* [SHORT EXERCISE]
Find each line with the word "cement" and copy it.

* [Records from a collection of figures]
=====
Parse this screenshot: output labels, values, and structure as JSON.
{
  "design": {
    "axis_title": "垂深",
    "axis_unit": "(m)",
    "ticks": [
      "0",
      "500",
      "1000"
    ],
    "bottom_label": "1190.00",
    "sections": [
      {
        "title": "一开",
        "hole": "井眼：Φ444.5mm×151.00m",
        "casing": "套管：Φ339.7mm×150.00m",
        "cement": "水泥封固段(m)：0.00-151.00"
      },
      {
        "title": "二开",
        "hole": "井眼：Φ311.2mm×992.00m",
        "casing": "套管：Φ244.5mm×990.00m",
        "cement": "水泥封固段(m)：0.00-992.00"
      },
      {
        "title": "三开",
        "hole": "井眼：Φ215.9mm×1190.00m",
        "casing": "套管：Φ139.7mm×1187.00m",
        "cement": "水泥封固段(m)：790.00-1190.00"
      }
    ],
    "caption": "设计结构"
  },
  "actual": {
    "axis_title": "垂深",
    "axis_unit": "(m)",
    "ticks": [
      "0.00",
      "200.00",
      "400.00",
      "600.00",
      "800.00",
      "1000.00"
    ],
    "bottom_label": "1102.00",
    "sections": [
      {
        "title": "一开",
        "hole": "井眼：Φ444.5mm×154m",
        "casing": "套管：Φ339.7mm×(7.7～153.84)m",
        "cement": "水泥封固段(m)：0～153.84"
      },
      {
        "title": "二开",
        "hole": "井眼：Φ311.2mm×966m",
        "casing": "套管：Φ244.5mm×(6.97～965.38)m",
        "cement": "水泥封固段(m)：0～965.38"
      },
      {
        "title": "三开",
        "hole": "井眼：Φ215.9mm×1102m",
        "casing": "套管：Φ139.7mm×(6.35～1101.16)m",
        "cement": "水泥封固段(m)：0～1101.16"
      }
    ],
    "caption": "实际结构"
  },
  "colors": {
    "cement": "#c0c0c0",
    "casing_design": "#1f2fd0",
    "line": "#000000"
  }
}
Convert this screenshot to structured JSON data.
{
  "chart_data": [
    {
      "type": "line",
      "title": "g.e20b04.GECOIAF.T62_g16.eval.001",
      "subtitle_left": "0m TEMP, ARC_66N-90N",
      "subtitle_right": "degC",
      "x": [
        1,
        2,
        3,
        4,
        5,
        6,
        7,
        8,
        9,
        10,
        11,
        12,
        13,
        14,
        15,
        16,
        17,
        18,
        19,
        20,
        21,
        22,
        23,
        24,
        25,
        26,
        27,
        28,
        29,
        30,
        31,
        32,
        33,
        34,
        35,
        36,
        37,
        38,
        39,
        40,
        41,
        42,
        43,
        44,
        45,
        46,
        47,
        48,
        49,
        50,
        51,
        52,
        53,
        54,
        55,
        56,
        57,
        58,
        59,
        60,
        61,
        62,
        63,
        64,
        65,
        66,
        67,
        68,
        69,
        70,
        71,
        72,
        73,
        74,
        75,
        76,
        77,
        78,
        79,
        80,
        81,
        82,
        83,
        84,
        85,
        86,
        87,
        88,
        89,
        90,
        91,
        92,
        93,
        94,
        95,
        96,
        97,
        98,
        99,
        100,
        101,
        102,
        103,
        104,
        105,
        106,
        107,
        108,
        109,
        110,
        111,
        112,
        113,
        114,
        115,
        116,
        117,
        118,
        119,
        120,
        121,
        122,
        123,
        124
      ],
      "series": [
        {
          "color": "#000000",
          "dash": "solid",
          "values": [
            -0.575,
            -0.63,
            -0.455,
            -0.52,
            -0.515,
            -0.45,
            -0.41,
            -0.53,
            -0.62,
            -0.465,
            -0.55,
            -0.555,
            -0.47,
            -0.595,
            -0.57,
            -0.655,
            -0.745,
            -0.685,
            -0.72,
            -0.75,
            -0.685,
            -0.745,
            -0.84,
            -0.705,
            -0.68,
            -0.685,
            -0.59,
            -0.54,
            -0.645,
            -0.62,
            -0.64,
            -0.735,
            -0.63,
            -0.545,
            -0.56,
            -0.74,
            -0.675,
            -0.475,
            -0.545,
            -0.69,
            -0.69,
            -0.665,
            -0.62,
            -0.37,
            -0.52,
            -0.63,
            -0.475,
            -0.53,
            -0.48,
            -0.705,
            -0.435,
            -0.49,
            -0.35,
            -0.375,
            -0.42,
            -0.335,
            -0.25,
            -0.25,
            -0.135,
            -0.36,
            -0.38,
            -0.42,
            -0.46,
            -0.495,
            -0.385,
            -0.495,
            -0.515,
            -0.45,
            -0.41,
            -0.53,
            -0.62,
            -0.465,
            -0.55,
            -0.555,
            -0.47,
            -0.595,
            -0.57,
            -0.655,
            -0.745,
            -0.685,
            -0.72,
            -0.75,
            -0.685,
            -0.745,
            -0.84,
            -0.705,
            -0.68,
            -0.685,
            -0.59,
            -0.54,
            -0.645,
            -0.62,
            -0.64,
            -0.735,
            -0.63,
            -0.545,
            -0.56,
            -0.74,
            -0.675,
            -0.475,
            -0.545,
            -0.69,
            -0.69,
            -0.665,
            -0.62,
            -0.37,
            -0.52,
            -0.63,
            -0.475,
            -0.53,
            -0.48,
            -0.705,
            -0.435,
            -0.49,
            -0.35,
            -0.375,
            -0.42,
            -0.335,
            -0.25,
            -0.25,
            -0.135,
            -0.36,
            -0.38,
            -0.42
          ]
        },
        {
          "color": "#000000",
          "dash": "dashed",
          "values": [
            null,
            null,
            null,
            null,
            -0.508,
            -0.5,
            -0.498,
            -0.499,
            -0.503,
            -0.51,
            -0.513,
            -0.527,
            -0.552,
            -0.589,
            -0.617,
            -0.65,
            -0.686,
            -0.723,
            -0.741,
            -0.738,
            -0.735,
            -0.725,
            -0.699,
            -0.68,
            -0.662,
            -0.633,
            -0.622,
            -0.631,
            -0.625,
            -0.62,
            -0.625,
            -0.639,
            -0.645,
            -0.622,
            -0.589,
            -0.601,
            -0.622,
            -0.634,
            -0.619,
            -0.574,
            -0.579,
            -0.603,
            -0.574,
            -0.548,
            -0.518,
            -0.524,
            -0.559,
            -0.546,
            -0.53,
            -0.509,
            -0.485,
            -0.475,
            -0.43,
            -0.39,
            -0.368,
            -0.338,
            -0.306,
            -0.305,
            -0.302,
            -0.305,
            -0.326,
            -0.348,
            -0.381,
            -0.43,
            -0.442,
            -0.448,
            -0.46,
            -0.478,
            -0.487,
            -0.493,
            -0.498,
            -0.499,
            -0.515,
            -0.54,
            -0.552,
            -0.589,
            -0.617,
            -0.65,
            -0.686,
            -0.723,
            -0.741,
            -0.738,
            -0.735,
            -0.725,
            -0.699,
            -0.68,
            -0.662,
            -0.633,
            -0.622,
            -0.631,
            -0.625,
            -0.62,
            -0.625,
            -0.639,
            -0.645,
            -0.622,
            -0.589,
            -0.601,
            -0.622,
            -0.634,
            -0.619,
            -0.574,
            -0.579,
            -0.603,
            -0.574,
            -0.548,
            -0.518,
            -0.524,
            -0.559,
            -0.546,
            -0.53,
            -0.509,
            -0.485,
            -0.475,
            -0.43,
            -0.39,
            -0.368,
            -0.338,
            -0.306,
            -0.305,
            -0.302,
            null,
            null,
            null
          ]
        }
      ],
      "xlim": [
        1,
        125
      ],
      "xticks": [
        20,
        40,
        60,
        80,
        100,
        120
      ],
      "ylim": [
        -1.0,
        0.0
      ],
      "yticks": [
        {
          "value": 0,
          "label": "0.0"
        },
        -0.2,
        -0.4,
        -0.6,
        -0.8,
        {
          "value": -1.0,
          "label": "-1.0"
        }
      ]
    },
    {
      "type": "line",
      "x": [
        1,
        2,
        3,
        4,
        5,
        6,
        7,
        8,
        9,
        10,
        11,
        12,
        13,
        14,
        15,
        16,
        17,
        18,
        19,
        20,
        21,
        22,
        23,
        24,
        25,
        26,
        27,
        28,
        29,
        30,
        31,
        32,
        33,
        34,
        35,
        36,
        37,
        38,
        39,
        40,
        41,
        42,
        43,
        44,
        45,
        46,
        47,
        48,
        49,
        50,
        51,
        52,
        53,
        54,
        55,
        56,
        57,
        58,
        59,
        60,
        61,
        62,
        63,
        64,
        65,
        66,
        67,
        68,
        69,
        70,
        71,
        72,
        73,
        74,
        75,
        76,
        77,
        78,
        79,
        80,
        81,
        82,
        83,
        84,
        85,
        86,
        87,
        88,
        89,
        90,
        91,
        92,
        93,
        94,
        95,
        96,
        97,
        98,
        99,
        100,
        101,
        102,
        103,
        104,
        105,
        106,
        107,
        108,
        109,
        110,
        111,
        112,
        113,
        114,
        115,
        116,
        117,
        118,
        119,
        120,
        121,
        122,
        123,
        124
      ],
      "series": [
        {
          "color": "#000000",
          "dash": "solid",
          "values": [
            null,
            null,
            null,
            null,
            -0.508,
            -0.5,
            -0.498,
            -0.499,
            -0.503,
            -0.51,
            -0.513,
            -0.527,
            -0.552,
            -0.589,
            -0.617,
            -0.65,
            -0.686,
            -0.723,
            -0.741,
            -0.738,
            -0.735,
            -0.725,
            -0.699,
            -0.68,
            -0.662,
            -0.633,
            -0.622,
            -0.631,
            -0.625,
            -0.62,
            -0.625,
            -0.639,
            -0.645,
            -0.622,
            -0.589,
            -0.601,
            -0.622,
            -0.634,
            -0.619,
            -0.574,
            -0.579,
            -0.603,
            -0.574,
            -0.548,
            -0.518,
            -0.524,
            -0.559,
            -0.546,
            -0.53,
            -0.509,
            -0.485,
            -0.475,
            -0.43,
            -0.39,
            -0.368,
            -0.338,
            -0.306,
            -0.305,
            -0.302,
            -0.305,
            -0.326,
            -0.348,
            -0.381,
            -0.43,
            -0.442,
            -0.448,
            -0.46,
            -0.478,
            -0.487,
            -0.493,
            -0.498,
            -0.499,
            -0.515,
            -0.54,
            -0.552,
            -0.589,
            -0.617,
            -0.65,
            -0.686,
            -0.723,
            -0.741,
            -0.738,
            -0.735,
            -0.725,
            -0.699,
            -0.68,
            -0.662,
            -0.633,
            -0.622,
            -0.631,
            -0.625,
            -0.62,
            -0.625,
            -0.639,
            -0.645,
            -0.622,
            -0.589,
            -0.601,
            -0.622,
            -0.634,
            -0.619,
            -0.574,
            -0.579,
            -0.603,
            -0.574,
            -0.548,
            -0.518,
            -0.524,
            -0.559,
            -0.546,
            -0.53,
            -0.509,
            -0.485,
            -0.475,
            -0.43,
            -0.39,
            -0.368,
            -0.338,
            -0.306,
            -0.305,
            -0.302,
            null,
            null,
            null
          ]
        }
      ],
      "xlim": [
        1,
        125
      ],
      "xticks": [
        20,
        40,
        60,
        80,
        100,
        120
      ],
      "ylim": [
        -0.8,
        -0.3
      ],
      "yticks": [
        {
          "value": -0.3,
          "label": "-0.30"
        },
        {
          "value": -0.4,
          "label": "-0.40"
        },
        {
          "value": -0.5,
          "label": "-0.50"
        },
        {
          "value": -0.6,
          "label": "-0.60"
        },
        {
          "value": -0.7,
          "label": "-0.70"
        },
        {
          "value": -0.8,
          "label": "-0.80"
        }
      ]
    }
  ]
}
=====
* [SOLUTION FOR THIS EXERCISE]
        "cement": "水泥封固段(m)：0.00-151.00"
        "cement": "水泥封固段(m)：0.00-992.00"
        "cement": "水泥封固段(m)：790.00-1190.00"
        "cement": "水泥封固段(m)：0～153.84"
        "cement": "水泥封固段(m)：0～965.38"
        "cement": "水泥封固段(m)：0～1101.16"
    "cement": "#c0c0c0",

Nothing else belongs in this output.